● Stated problem A:
In the entries below, take the part that opens with the line containing "tab-impostato-da-me[interactable]: Impostato da" and closes with the line containing "logo[interactable]: Bitrix24.it 24", and put those lines into a numbered list with blank lines left out.

— START Given passage —

Yeah, but does it come in brown??
az0
You know what they say: "The plural of Anecdote is not Data".
Wouldn't that be "the plural of anecdote are not data"?
/Throws grammar grenade and runs.
(I see you capitalised it, are you be referring to this Data)
Calling someone a "hater" only means you can not rationally rebut their argument.
Hardly needs OLED - a mono watch could do a blue-screen
If they can produce a smartwatch that does it's job and does not need an smartphone to operate I'm in for one.
I carry GPS watches anyway for running. And most of the people who runs huge mileage do not carry phones either.
Yes, I know. it's stupid, you could carry one in the camel back when running trail... but it's kinda symbolic for us not to carry a stupid arm thingy with the phone. And of course no headphones, but that's for obvious safety reasons.
Back to topic: A watch with strapless heart rate meter and GPS and which did not need a phone to work but that could be just synched with a PC / Mac (or tablet) would be ideal. If possible with a "sportive" design, like rubber / plastic straps and light weight making it suitable for wearing while on trail. A full-blown battery slurping app is not necessary as it is of no use on the way and with a battery life this long it would be great for ultras.

— END Given passage —
— START Records to use —

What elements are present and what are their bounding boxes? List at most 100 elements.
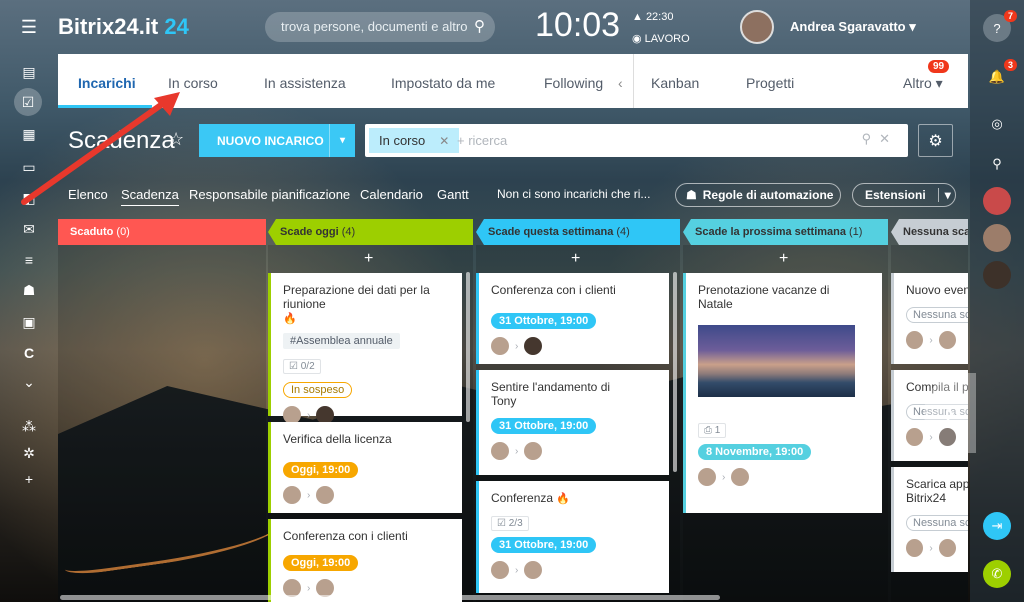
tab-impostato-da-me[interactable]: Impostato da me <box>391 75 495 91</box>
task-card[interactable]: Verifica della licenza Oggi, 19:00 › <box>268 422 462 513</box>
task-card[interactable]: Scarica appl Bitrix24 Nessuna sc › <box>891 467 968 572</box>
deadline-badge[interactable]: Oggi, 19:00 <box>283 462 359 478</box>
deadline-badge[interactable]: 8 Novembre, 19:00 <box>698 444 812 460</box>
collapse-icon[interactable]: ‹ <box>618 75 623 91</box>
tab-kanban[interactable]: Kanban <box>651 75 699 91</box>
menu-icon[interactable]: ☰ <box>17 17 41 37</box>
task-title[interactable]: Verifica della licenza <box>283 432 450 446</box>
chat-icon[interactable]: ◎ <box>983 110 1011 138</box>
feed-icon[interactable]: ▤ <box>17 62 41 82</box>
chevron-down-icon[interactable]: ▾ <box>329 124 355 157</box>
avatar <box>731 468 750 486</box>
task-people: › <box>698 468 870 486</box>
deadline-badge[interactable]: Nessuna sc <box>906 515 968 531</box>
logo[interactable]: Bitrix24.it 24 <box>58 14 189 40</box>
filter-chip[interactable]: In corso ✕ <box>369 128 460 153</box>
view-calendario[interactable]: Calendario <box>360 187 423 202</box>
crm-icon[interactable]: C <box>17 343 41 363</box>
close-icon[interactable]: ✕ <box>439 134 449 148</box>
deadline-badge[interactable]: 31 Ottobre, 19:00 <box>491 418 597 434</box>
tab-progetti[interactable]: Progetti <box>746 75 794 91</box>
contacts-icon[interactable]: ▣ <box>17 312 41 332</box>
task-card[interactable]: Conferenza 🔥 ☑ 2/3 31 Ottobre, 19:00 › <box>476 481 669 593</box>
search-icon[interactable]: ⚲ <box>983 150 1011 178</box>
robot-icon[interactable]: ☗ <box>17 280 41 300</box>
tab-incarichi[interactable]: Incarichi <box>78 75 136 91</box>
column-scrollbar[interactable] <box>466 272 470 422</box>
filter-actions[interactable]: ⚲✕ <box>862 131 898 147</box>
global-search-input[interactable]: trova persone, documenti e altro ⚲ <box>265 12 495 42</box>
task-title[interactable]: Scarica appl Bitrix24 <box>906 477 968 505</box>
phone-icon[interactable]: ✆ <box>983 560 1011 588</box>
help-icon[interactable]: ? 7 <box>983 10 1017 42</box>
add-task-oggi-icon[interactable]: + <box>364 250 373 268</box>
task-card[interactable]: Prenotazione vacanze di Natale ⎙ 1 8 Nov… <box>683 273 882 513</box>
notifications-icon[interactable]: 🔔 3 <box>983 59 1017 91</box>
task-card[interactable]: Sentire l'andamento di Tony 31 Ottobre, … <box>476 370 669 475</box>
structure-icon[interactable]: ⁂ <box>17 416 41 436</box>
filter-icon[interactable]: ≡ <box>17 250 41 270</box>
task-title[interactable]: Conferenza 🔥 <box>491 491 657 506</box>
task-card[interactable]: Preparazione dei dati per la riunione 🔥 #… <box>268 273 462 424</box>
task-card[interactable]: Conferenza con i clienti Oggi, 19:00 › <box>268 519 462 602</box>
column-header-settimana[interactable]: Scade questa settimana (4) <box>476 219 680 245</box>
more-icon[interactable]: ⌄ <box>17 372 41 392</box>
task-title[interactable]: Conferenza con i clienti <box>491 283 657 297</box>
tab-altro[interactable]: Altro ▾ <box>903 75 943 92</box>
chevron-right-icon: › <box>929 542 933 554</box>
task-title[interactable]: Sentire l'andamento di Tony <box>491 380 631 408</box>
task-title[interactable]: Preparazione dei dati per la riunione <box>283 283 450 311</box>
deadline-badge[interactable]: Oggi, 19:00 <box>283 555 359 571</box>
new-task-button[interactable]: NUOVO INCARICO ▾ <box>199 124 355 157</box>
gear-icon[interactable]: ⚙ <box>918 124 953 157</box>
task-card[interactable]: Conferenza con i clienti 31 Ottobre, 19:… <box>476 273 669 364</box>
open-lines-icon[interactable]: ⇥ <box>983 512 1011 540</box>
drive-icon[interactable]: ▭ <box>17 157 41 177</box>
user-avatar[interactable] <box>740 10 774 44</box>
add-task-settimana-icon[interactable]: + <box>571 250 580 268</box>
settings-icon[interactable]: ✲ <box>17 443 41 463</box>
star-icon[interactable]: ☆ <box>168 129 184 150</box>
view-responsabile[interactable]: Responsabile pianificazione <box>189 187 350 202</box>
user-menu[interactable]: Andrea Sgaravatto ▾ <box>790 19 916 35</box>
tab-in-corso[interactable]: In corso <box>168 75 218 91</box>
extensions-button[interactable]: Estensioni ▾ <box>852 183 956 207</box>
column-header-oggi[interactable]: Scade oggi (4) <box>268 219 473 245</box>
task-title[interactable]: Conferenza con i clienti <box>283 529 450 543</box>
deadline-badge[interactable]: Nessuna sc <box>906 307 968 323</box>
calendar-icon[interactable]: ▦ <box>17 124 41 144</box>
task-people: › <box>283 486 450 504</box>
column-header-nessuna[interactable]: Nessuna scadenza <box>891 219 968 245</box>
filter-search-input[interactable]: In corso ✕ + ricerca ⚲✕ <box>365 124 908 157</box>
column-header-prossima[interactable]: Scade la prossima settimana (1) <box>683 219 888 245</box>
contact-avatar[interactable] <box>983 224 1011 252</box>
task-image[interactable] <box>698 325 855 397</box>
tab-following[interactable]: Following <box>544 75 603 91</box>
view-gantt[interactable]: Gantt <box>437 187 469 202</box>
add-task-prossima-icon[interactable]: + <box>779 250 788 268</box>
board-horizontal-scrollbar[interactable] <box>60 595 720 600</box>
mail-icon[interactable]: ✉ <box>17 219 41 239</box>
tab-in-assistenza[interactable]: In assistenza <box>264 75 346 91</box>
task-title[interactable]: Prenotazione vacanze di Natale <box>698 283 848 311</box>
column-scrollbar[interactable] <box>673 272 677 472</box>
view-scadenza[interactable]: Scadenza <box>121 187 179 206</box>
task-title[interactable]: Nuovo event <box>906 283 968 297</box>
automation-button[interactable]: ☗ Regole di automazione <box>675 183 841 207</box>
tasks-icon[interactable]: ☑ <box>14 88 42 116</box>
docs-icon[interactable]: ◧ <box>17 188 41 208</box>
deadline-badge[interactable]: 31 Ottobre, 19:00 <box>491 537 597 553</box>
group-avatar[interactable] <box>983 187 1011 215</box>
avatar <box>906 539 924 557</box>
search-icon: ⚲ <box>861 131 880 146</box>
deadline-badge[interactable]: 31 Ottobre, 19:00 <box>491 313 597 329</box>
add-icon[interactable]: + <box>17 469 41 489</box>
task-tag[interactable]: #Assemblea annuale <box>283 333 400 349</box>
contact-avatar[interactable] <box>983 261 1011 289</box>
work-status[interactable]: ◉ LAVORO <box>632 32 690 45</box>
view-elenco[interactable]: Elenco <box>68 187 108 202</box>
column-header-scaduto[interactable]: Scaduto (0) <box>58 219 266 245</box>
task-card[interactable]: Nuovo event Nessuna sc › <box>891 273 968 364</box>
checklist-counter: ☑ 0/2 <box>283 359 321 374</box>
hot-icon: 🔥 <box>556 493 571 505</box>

— END Records to use —
— START Records to use —

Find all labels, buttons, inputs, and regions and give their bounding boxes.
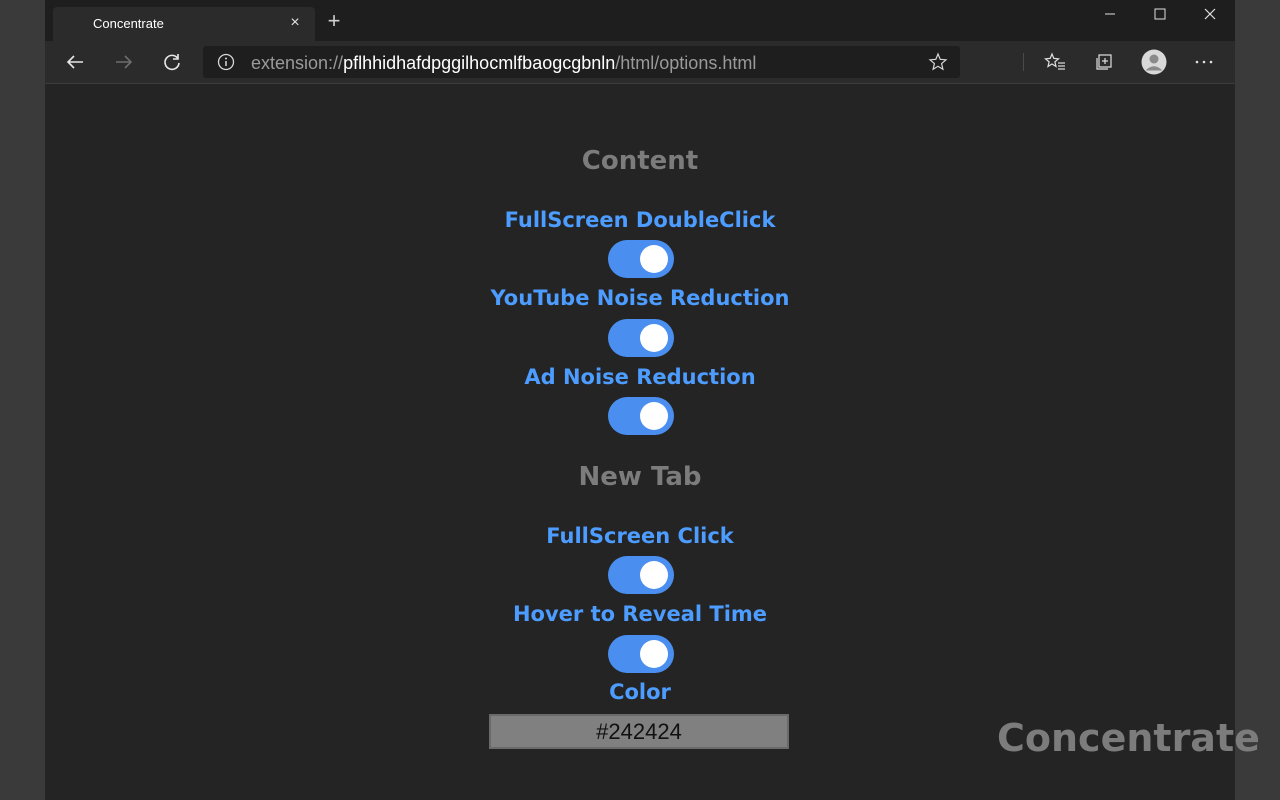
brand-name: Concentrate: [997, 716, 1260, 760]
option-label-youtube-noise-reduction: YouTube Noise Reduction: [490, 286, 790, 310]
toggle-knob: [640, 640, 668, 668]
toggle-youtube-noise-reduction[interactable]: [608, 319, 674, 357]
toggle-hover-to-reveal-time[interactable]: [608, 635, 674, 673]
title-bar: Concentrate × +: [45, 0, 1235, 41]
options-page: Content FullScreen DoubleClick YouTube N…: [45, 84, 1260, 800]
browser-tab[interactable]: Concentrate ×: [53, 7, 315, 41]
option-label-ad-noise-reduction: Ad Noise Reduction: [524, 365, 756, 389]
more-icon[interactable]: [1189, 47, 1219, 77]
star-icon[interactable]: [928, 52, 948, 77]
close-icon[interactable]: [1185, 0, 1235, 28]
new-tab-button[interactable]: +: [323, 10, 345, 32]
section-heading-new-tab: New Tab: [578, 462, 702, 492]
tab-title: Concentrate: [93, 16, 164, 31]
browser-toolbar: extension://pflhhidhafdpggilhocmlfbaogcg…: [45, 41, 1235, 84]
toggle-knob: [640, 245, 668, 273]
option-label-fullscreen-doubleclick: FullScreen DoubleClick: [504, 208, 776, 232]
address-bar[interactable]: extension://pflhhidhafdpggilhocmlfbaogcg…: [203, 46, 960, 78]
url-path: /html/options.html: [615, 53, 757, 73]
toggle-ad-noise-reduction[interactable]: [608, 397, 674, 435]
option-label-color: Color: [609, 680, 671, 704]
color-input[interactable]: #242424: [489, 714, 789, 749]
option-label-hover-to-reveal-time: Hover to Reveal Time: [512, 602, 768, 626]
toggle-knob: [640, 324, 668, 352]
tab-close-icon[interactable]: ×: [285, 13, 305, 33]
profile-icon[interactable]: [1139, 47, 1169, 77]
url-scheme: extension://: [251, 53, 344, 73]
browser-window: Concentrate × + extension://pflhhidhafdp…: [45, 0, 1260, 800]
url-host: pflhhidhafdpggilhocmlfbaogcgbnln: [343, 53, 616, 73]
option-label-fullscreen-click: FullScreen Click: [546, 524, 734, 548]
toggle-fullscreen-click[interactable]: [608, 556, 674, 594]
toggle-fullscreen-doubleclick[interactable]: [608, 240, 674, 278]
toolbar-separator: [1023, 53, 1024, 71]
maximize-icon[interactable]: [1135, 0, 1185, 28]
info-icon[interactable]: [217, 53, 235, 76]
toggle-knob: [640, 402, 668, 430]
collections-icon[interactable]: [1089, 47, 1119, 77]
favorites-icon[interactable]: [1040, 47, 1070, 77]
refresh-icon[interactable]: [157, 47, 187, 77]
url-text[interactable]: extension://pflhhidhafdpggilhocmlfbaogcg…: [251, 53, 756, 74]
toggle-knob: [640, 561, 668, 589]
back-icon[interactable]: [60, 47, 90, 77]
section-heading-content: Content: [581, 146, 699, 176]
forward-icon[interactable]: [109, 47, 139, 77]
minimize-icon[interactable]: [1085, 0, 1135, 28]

— END Records to use —

● Stated problem B:
According to the smartwatch comments, what does one commenter carry anyway for running?

● Exercise response A:
1. tab-impostato-da-me[interactable]: Impostato da me <box>391 75 495 91</box>
2. task-card[interactable]: Verifica della licenza Oggi, 19:00 › <box>268 422 462 513</box>
3. task-card[interactable]: Scarica appl Bitrix24 Nessuna sc › <box>891 467 968 572</box>
4. deadline-badge[interactable]: Oggi, 19:00 <box>283 462 359 478</box>
5. deadline-badge[interactable]: 8 Novembre, 19:00 <box>698 444 812 460</box>
6. collapse-icon[interactable]: ‹ <box>618 75 623 91</box>
7. tab-kanban[interactable]: Kanban <box>651 75 699 91</box>
8. menu-icon[interactable]: ☰ <box>17 17 41 37</box>
9. task-title[interactable]: Verifica della licenza <box>283 432 450 446</box>
10. chat-icon[interactable]: ◎ <box>983 110 1011 138</box>
11. feed-icon[interactable]: ▤ <box>17 62 41 82</box>
12. chevron-down-icon[interactable]: ▾ <box>329 124 355 157</box>
13. avatar <box>731 468 750 486</box>
14. task-people: › <box>698 468 870 486</box>
15. deadline-badge[interactable]: Nessuna sc <box>906 515 968 531</box>
16. logo[interactable]: Bitrix24.it 24 <box>58 14 189 40</box>

● Exercise response B:
GPS watches.